- REQUIREMENT
Which lines include the word "katta"? Copy each of them.

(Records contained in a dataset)
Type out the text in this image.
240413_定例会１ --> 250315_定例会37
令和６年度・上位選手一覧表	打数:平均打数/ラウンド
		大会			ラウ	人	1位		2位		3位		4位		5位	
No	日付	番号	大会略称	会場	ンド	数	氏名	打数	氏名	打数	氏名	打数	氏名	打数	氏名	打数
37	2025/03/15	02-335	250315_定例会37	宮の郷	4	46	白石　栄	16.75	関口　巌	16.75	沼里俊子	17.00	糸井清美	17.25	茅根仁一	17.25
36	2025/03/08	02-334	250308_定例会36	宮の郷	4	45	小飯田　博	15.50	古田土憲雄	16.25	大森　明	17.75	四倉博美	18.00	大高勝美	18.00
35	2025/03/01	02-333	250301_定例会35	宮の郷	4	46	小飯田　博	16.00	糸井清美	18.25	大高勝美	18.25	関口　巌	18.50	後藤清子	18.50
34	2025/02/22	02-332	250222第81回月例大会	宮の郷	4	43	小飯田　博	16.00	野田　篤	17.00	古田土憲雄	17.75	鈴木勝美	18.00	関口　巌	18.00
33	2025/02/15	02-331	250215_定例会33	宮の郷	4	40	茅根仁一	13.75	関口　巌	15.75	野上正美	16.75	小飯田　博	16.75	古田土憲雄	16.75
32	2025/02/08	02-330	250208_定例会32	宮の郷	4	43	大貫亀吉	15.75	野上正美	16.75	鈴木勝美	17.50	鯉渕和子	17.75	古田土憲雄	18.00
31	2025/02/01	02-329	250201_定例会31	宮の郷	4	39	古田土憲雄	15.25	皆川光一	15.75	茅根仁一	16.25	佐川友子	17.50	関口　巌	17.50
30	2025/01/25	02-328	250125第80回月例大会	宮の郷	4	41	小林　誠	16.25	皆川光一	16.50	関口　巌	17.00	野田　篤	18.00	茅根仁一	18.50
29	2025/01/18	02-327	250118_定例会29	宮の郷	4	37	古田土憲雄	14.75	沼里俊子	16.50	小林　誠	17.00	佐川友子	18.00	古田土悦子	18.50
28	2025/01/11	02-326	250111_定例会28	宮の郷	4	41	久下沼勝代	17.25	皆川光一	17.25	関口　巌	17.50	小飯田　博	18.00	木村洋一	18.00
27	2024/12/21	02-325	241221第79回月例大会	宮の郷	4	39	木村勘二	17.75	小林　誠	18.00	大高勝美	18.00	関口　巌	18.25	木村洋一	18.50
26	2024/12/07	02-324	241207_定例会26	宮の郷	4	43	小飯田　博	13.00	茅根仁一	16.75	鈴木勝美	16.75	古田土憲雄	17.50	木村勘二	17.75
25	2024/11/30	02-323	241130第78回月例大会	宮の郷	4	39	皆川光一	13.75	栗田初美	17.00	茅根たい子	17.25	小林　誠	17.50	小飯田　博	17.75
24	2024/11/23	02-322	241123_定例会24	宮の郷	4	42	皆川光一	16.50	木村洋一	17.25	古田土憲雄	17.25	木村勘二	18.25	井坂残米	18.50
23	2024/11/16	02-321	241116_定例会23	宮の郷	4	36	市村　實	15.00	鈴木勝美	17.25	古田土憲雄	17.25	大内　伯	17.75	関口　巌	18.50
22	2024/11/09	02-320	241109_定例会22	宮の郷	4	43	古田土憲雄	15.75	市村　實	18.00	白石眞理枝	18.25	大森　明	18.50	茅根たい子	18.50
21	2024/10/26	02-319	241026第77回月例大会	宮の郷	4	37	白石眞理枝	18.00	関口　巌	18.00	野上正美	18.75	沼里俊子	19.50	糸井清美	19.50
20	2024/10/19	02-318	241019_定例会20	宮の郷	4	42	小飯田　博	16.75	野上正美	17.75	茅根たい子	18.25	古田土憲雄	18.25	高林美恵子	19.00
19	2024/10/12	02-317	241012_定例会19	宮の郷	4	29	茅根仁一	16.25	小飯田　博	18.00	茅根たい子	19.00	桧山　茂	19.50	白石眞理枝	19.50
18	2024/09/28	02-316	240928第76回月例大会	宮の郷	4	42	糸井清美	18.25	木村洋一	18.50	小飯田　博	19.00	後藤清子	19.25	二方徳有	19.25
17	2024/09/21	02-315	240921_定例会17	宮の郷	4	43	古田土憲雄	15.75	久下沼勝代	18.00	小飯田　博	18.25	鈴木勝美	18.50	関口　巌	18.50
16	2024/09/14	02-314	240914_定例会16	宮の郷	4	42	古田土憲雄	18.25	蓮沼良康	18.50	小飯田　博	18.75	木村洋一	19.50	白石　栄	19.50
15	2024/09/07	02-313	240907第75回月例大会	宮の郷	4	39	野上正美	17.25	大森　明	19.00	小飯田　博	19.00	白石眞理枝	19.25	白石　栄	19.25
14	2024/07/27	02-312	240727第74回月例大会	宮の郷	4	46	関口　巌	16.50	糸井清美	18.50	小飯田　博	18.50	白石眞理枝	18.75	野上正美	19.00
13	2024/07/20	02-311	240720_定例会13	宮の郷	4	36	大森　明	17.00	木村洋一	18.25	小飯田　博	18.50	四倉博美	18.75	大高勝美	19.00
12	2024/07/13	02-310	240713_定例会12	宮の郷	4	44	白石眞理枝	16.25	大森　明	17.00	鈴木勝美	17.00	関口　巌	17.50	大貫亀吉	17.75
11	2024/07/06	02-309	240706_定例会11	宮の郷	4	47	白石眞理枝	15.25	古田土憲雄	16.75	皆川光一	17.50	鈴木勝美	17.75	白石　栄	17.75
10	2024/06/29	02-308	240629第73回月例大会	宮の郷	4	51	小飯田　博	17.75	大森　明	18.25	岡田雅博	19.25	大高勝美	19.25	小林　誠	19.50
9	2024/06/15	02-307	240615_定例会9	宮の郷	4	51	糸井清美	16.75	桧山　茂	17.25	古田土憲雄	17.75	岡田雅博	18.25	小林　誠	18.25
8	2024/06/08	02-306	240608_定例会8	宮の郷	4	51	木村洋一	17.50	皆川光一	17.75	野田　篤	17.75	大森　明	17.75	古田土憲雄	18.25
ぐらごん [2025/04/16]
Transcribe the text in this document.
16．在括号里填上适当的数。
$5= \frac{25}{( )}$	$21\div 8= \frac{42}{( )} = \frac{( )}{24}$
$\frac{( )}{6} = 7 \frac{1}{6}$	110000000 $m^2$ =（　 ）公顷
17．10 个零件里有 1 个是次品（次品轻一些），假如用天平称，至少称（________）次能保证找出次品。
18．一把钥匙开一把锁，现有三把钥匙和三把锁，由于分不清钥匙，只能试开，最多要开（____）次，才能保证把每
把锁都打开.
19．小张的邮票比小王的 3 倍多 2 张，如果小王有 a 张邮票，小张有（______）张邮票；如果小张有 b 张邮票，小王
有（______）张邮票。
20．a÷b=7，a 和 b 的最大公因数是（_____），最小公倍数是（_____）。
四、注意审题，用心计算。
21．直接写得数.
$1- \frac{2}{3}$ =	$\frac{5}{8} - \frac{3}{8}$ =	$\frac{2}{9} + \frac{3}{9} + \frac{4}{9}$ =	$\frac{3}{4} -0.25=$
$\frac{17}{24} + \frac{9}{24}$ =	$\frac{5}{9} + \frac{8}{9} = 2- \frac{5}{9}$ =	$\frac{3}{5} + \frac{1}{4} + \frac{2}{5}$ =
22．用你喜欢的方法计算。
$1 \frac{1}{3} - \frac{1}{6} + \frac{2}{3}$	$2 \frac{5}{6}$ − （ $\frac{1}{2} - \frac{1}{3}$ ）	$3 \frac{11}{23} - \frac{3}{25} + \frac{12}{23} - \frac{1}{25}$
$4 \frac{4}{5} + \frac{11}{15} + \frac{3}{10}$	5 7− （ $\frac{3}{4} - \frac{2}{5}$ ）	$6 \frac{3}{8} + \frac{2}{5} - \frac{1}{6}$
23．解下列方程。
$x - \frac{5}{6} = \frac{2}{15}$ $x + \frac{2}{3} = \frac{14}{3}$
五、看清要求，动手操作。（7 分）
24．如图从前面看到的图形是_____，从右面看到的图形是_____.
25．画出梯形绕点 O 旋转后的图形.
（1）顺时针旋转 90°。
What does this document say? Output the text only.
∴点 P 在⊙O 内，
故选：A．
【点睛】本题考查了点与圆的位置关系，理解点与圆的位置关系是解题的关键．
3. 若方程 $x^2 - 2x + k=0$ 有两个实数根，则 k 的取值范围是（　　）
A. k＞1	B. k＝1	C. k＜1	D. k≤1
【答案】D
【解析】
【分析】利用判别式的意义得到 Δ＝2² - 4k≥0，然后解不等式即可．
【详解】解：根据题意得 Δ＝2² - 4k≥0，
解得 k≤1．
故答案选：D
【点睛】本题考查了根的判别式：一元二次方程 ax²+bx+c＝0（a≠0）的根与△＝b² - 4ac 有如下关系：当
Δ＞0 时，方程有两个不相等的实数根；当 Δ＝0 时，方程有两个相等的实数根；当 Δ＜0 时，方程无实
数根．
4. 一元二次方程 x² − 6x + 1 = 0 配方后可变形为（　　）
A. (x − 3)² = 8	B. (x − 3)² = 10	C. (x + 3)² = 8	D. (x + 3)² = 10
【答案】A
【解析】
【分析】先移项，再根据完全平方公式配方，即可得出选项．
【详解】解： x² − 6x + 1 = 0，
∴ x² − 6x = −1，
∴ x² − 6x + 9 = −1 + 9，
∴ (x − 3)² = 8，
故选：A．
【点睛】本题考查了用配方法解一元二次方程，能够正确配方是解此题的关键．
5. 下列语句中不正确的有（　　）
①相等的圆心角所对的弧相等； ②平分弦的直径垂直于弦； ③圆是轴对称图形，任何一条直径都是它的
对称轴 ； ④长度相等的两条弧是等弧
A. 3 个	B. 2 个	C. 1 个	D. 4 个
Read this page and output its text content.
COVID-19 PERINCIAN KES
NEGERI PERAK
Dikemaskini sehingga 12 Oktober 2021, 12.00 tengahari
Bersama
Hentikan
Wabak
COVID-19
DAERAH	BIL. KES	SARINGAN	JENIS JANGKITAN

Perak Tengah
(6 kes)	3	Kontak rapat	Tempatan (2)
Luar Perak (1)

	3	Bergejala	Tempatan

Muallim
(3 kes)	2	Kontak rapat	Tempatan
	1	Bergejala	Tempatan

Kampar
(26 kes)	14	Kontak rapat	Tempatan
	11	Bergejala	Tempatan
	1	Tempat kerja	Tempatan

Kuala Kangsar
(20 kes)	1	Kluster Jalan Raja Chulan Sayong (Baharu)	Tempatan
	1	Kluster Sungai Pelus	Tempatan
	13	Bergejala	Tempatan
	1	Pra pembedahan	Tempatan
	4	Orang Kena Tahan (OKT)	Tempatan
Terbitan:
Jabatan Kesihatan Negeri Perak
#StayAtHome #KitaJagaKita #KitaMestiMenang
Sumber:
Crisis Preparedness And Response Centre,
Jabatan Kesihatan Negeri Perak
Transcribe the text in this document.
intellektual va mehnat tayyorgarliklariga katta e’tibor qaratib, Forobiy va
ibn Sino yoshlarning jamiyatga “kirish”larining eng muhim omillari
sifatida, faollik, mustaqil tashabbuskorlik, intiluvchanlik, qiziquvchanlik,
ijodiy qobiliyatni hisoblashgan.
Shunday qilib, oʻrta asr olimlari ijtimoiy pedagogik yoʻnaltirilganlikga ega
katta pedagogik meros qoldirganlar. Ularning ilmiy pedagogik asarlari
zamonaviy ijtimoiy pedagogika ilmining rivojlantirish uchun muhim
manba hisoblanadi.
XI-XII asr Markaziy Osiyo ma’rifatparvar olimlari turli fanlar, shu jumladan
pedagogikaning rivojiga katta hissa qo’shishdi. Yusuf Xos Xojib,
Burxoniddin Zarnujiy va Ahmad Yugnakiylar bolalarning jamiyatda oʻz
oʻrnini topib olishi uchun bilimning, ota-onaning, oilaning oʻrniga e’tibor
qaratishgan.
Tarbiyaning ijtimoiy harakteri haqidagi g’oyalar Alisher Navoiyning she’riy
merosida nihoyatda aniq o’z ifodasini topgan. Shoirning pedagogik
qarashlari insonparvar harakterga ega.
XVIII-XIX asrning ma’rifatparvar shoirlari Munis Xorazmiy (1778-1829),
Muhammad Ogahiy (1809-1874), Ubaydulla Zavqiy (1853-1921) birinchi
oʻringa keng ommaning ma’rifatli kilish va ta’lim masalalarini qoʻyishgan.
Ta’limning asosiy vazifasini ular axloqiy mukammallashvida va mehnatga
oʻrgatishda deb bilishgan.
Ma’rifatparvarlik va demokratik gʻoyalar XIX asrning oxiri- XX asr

- FINAL ANSWER
intellektual va mehnat tayyorgarliklariga katta e’tibor qaratib, Forobiy va
katta pedagogik meros qoldirganlar. Ularning ilmiy pedagogik asarlari
pedagogikaning rivojiga katta hissa qo’shishdi. Yusuf Xos Xojib,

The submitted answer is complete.